**Exercise goal**
From the material below, write out the lines from the line with "171, 123, 183]" to the line with "93, 124, 111]" as a JSON list of strings, one string per line, with blank lines omitted.

**Items**

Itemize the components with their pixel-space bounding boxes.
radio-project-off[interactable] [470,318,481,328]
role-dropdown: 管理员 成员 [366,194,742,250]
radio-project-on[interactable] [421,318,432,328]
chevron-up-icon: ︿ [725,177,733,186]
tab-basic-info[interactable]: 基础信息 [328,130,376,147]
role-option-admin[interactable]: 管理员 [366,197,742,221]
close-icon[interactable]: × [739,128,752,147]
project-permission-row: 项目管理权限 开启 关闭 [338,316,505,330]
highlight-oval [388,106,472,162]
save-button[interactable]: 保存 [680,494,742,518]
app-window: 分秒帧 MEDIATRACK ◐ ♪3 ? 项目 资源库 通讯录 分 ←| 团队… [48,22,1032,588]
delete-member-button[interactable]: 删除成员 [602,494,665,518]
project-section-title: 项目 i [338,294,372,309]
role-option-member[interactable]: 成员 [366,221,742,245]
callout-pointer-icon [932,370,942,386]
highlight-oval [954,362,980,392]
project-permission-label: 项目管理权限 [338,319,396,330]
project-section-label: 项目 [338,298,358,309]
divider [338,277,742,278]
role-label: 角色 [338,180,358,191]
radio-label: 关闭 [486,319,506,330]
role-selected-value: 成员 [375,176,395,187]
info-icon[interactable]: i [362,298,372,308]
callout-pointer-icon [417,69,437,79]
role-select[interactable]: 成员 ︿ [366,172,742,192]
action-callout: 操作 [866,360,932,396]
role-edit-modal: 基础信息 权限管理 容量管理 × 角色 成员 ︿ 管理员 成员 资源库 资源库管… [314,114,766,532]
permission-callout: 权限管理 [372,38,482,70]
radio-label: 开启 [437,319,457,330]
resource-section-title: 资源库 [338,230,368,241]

* * *

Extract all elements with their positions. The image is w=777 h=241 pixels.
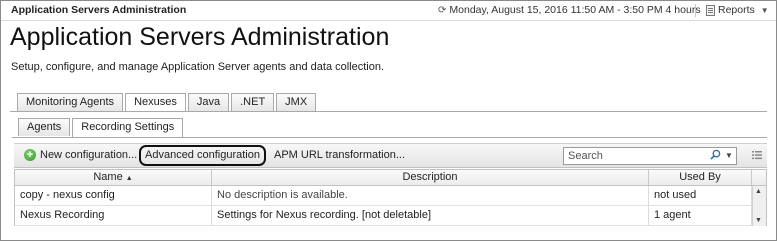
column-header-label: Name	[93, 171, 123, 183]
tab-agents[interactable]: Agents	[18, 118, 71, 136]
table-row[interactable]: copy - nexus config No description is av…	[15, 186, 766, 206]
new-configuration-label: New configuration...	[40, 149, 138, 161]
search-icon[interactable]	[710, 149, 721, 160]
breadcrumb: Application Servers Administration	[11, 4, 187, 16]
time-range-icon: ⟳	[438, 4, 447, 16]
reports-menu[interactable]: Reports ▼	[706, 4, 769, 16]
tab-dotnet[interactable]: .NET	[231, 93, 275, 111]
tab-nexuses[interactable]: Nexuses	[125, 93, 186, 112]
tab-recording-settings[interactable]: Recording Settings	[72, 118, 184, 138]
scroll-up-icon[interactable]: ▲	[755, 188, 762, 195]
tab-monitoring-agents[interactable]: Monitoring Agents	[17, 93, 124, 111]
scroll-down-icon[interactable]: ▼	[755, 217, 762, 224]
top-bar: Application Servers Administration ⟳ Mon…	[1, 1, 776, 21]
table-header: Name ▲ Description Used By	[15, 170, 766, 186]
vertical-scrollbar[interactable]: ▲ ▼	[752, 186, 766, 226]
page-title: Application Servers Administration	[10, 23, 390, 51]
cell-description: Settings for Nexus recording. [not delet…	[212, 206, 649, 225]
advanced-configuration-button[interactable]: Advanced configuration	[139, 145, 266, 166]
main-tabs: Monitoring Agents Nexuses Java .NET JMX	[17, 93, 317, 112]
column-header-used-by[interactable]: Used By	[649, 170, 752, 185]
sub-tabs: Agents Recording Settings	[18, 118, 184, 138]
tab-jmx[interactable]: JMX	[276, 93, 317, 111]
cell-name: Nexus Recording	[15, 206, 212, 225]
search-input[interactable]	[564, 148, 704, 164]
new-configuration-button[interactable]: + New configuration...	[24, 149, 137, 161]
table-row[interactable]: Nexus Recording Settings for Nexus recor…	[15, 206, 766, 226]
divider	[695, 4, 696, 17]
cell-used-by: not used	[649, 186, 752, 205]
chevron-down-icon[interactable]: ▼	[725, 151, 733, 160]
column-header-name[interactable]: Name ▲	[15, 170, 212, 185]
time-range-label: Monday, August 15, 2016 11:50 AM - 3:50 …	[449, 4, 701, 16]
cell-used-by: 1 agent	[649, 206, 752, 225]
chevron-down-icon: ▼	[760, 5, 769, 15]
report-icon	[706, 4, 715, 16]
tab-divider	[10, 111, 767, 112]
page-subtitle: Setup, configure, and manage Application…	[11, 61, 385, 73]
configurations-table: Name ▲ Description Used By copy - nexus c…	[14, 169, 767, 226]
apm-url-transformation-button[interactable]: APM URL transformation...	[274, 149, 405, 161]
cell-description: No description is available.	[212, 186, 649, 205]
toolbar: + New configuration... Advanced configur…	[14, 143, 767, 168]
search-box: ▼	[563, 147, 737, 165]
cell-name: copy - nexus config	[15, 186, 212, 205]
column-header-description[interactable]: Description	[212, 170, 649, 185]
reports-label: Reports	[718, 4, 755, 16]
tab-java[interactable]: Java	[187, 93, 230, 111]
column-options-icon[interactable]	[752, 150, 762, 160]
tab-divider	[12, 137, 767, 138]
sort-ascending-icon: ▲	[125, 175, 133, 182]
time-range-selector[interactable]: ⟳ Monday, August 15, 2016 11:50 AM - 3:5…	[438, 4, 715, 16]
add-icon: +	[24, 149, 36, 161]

...

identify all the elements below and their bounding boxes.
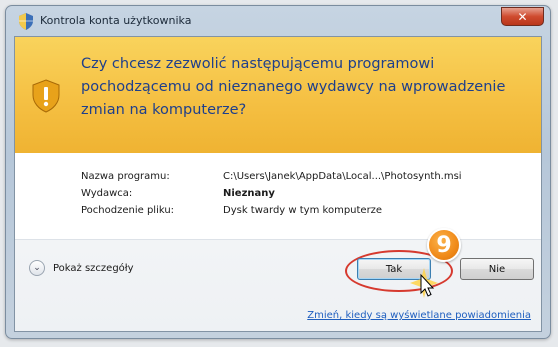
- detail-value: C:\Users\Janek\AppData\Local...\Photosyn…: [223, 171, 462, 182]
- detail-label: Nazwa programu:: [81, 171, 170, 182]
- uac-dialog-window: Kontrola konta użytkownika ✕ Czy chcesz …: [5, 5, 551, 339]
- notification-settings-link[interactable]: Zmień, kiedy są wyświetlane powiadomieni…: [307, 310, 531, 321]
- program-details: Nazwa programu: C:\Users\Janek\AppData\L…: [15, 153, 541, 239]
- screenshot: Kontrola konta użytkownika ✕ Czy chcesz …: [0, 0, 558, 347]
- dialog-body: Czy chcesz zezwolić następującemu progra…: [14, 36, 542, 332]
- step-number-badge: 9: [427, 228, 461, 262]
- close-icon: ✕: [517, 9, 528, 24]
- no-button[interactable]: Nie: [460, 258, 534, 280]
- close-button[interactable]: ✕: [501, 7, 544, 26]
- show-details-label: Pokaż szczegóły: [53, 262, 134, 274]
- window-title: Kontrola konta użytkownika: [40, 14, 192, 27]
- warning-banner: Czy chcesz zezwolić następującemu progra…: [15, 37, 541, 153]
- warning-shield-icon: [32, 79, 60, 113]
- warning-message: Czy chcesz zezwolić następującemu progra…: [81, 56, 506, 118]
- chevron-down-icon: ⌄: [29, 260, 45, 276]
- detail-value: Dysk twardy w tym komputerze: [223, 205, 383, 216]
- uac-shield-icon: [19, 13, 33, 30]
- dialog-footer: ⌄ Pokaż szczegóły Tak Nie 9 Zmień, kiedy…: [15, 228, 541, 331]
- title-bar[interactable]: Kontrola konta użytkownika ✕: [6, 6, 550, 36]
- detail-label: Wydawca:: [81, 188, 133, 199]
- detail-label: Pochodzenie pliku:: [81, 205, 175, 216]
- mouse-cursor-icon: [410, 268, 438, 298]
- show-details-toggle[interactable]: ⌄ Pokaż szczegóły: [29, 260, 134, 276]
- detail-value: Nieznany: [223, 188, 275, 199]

**The solution**
[
  "column-header-label: Name\t[93, 171, 123, 183]",
  "tab-agents[interactable]: Agents\t[18, 118, 71, 136]",
  "table-row[interactable]: copy - nexus config No description is av…\t[15, 186, 766, 206]",
  "new-configuration-label: New configuration...\t[40, 149, 138, 161]",
  "search-icon[interactable]\t[710, 149, 721, 160]",
  "breadcrumb: Application Servers Administration\t[11, 4, 187, 16]",
  "time-range-icon: ⟳\t[438, 4, 447, 16]",
  "reports-menu[interactable]: Reports ▼\t[706, 4, 769, 16]",
  "tab-dotnet[interactable]: .NET\t[231, 93, 275, 111]",
  "tab-nexuses[interactable]: Nexuses\t[125, 93, 186, 112]",
  "tab-recording-settings[interactable]: Recording Settings\t[72, 118, 184, 138]",
  "scroll-up-icon[interactable]: ▲\t[755, 188, 762, 195]",
  "tab-monitoring-agents[interactable]: Monitoring Agents\t[17, 93, 124, 111]"
]